→ REQUIREMENTS:
Make an exact copy of the listing below.

→ DATA SHOWN:
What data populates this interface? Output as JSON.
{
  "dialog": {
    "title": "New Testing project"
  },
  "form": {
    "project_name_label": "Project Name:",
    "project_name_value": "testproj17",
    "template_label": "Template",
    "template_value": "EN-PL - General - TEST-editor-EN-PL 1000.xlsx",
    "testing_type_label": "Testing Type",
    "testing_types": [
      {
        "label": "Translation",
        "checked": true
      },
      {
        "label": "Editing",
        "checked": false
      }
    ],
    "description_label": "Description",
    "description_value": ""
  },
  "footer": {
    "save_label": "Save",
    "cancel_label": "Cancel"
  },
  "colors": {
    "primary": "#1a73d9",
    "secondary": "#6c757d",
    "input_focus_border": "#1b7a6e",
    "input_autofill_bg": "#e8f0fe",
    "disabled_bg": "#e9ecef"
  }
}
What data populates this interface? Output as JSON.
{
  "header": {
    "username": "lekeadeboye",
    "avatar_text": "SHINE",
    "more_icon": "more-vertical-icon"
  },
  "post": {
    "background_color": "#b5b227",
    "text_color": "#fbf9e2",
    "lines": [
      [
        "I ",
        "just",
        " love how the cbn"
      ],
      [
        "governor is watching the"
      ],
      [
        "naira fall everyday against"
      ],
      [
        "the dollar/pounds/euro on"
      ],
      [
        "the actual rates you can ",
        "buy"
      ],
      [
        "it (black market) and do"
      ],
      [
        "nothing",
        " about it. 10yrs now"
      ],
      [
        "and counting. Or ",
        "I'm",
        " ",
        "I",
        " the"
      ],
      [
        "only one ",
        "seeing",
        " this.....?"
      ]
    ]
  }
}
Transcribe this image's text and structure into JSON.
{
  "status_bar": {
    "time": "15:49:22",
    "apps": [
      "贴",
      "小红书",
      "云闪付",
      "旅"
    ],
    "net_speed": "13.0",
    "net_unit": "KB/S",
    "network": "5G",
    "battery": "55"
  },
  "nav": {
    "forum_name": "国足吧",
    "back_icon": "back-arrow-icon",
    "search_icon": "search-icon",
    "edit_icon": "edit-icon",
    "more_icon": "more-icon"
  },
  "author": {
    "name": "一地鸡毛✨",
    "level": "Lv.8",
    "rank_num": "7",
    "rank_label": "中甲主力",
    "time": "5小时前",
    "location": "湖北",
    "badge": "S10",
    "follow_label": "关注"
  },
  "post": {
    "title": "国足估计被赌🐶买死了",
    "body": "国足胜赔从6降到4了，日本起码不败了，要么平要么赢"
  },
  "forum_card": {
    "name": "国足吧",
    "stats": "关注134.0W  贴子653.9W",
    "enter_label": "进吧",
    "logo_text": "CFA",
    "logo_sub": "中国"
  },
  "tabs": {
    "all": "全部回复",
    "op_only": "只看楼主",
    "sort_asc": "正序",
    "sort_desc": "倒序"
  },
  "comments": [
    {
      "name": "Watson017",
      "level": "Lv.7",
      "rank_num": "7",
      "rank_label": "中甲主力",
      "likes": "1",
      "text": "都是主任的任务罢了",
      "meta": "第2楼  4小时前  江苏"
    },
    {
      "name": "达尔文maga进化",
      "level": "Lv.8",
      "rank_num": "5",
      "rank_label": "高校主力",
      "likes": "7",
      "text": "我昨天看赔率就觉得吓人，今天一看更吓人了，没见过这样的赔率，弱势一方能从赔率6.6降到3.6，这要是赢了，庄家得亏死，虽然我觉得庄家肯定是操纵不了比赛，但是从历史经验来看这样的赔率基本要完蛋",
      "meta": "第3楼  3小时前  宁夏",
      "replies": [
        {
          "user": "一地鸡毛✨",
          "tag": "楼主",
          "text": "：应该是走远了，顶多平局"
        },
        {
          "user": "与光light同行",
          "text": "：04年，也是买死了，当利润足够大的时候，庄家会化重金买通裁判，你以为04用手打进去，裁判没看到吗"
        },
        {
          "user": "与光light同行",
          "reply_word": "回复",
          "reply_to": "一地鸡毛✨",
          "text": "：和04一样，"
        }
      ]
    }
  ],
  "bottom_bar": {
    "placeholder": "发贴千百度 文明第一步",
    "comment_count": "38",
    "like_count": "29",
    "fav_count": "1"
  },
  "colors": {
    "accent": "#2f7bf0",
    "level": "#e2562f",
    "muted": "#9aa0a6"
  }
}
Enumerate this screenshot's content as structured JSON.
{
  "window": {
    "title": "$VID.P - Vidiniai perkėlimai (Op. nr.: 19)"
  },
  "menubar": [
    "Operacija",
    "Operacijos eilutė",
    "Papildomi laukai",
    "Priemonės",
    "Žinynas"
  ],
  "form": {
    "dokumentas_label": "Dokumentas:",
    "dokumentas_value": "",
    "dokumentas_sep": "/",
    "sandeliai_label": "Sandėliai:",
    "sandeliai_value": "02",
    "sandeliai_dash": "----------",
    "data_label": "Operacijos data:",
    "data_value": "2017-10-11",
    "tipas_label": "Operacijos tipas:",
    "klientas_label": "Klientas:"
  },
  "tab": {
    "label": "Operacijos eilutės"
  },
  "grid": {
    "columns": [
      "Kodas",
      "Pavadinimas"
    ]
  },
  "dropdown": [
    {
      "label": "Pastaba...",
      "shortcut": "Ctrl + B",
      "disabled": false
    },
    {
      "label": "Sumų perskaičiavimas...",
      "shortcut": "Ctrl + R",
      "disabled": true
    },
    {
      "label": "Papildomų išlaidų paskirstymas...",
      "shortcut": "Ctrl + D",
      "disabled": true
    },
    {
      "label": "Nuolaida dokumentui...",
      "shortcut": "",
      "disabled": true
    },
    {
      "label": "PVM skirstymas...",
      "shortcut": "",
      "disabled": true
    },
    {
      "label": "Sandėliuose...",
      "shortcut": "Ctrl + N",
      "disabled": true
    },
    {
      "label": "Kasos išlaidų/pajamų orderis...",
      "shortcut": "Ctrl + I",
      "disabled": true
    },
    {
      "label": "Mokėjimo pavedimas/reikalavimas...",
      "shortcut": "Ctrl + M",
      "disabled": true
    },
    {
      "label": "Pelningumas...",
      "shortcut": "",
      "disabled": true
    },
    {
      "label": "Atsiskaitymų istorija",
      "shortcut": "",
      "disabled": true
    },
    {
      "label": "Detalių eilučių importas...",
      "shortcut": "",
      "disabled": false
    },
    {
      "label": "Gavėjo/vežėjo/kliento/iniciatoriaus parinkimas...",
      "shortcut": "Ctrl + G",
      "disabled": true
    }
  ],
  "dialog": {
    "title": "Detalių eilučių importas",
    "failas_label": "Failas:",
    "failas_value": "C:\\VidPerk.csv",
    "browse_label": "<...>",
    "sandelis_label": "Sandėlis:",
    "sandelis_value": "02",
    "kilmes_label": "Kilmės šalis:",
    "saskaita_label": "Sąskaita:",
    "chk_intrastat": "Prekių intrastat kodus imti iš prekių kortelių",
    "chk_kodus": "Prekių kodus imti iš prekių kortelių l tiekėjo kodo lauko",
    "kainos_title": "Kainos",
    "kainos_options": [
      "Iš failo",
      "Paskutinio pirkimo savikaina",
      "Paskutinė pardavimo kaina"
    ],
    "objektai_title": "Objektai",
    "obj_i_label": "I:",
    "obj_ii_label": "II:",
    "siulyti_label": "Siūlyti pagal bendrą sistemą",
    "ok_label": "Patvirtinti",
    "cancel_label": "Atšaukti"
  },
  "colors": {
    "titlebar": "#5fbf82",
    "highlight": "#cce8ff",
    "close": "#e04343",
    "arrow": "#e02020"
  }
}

→ OUTPUT OF THE EXERCISE:
What data populates this interface? Output as JSON.
{
  "dialog": {
    "title": "New Testing project"
  },
  "form": {
    "project_name_label": "Project Name:",
    "project_name_value": "testproj17",
    "template_label": "Template",
    "template_value": "EN-PL - General - TEST-editor-EN-PL 1000.xlsx",
    "testing_type_label": "Testing Type",
    "testing_types": [
      {
        "label": "Translation",
        "checked": true
      },
      {
        "label": "Editing",
        "checked": false
      }
    ],
    "description_label": "Description",
    "description_value": ""
  },
  "footer": {
    "save_label": "Save",
    "cancel_label": "Cancel"
  },
  "colors": {
    "primary": "#1a73d9",
    "secondary": "#6c757d",
    "input_focus_border": "#1b7a6e",
    "input_autofill_bg": "#e8f0fe",
    "disabled_bg": "#e9ecef"
  }
}
What data populates this interface? Output as JSON.
{
  "header": {
    "username": "lekeadeboye",
    "avatar_text": "SHINE",
    "more_icon": "more-vertical-icon"
  },
  "post": {
    "background_color": "#b5b227",
    "text_color": "#fbf9e2",
    "lines": [
      [
        "I ",
        "just",
        " love how the cbn"
      ],
      [
        "governor is watching the"
      ],
      [
        "naira fall everyday against"
      ],
      [
        "the dollar/pounds/euro on"
      ],
      [
        "the actual rates you can ",
        "buy"
      ],
      [
        "it (black market) and do"
      ],
      [
        "nothing",
        " about it. 10yrs now"
      ],
      [
        "and counting. Or ",
        "I'm",
        " ",
        "I",
        " the"
      ],
      [
        "only one ",
        "seeing",
        " this.....?"
      ]
    ]
  }
}
Transcribe this image's text and structure into JSON.
{
  "status_bar": {
    "time": "15:49:22",
    "apps": [
      "贴",
      "小红书",
      "云闪付",
      "旅"
    ],
    "net_speed": "13.0",
    "net_unit": "KB/S",
    "network": "5G",
    "battery": "55"
  },
  "nav": {
    "forum_name": "国足吧",
    "back_icon": "back-arrow-icon",
    "search_icon": "search-icon",
    "edit_icon": "edit-icon",
    "more_icon": "more-icon"
  },
  "author": {
    "name": "一地鸡毛✨",
    "level": "Lv.8",
    "rank_num": "7",
    "rank_label": "中甲主力",
    "time": "5小时前",
    "location": "湖北",
    "badge": "S10",
    "follow_label": "关注"
  },
  "post": {
    "title": "国足估计被赌🐶买死了",
    "body": "国足胜赔从6降到4了，日本起码不败了，要么平要么赢"
  },
  "forum_card": {
    "name": "国足吧",
    "stats": "关注134.0W  贴子653.9W",
    "enter_label": "进吧",
    "logo_text": "CFA",
    "logo_sub": "中国"
  },
  "tabs": {
    "all": "全部回复",
    "op_only": "只看楼主",
    "sort_asc": "正序",
    "sort_desc": "倒序"
  },
  "comments": [
    {
      "name": "Watson017",
      "level": "Lv.7",
      "rank_num": "7",
      "rank_label": "中甲主力",
      "likes": "1",
      "text": "都是主任的任务罢了",
      "meta": "第2楼  4小时前  江苏"
    },
    {
      "name": "达尔文maga进化",
      "level": "Lv.8",
      "rank_num": "5",
      "rank_label": "高校主力",
      "likes": "7",
      "text": "我昨天看赔率就觉得吓人，今天一看更吓人了，没见过这样的赔率，弱势一方能从赔率6.6降到3.6，这要是赢了，庄家得亏死，虽然我觉得庄家肯定是操纵不了比赛，但是从历史经验来看这样的赔率基本要完蛋",
      "meta": "第3楼  3小时前  宁夏",
      "replies": [
        {
          "user": "一地鸡毛✨",
          "tag": "楼主",
          "text": "：应该是走远了，顶多平局"
        },
        {
          "user": "与光light同行",
          "text": "：04年，也是买死了，当利润足够大的时候，庄家会化重金买通裁判，你以为04用手打进去，裁判没看到吗"
        },
        {
          "user": "与光light同行",
          "reply_word": "回复",
          "reply_to": "一地鸡毛✨",
          "text": "：和04一样，"
        }
      ]
    }
  ],
  "bottom_bar": {
    "placeholder": "发贴千百度 文明第一步",
    "comment_count": "38",
    "like_count": "29",
    "fav_count": "1"
  },
  "colors": {
    "accent": "#2f7bf0",
    "level": "#e2562f",
    "muted": "#9aa0a6"
  }
}
Enumerate this screenshot's content as structured JSON.
{
  "window": {
    "title": "$VID.P - Vidiniai perkėlimai (Op. nr.: 19)"
  },
  "menubar": [
    "Operacija",
    "Operacijos eilutė",
    "Papildomi laukai",
    "Priemonės",
    "Žinynas"
  ],
  "form": {
    "dokumentas_label": "Dokumentas:",
    "dokumentas_value": "",
    "dokumentas_sep": "/",
    "sandeliai_label": "Sandėliai:",
    "sandeliai_value": "02",
    "sandeliai_dash": "----------",
    "data_label": "Operacijos data:",
    "data_value": "2017-10-11",
    "tipas_label": "Operacijos tipas:",
    "klientas_label": "Klientas:"
  },
  "tab": {
    "label": "Operacijos eilutės"
  },
  "grid": {
    "columns": [
      "Kodas",
      "Pavadinimas"
    ]
  },
  "dropdown": [
    {
      "label": "Pastaba...",
      "shortcut": "Ctrl + B",
      "disabled": false
    },
    {
      "label": "Sumų perskaičiavimas...",
      "shortcut": "Ctrl + R",
      "disabled": true
    },
    {
      "label": "Papildomų išlaidų paskirstymas...",
      "shortcut": "Ctrl + D",
      "disabled": true
    },
    {
      "label": "Nuolaida dokumentui...",
      "shortcut": "",
      "disabled": true
    },
    {
      "label": "PVM skirstymas...",
      "shortcut": "",
      "disabled": true
    },
    {
      "label": "Sandėliuose...",
      "shortcut": "Ctrl + N",
      "disabled": true
    },
    {
      "label": "Kasos išlaidų/pajamų orderis...",
      "shortcut": "Ctrl + I",
      "disabled": true
    },
    {
      "label": "Mokėjimo pavedimas/reikalavimas...",
      "shortcut": "Ctrl + M",
      "disabled": true
    },
    {
      "label": "Pelningumas...",
      "shortcut": "",
      "disabled": true
    },
    {
      "label": "Atsiskaitymų istorija",
      "shortcut": "",
      "disabled": true
    },
    {
      "label": "Detalių eilučių importas...",
      "shortcut": "",
      "disabled": false
    },
    {
      "label": "Gavėjo/vežėjo/kliento/iniciatoriaus parinkimas...",
      "shortcut": "Ctrl + G",
      "disabled": true
    }
  ],
  "dialog": {
    "title": "Detalių eilučių importas",
    "failas_label": "Failas:",
    "failas_value": "C:\\VidPerk.csv",
    "browse_label": "<...>",
    "sandelis_label": "Sandėlis:",
    "sandelis_value": "02",
    "kilmes_label": "Kilmės šalis:",
    "saskaita_label": "Sąskaita:",
    "chk_intrastat": "Prekių intrastat kodus imti iš prekių kortelių",
    "chk_kodus": "Prekių kodus imti iš prekių kortelių l tiekėjo kodo lauko",
    "kainos_title": "Kainos",
    "kainos_options": [
      "Iš failo",
      "Paskutinio pirkimo savikaina",
      "Paskutinė pardavimo kaina"
    ],
    "objektai_title": "Objektai",
    "obj_i_label": "I:",
    "obj_ii_label": "II:",
    "siulyti_label": "Siūlyti pagal bendrą sistemą",
    "ok_label": "Patvirtinti",
    "cancel_label": "Atšaukti"
  },
  "colors": {
    "titlebar": "#5fbf82",
    "highlight": "#cce8ff",
    "close": "#e04343",
    "arrow": "#e02020"
  }
}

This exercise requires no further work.